**Set problem:** In the data below, find every line that has the string "Scale", and copy it.

**Data for the task:**

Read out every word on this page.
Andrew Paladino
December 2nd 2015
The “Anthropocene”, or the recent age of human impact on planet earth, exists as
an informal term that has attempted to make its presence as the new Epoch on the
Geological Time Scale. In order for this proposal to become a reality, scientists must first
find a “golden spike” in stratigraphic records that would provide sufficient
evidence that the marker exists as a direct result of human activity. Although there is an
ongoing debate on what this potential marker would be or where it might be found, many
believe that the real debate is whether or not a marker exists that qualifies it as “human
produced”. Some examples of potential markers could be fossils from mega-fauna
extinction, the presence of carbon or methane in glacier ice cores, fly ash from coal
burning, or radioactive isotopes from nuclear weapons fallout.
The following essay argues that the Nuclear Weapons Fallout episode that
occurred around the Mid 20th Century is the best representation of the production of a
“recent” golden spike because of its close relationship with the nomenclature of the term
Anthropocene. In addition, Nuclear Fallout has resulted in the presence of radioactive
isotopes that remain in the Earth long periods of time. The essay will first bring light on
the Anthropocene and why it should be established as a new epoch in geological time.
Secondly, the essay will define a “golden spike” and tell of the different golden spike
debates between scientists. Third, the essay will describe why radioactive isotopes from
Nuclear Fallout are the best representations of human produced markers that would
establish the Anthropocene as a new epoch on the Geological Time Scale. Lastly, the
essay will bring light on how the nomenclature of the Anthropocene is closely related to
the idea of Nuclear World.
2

**Task response:**
Geological Time Scale. In order for this proposal to become a reality, scientists must first
establish the Anthropocene as a new epoch on the Geological Time Scale. Lastly, the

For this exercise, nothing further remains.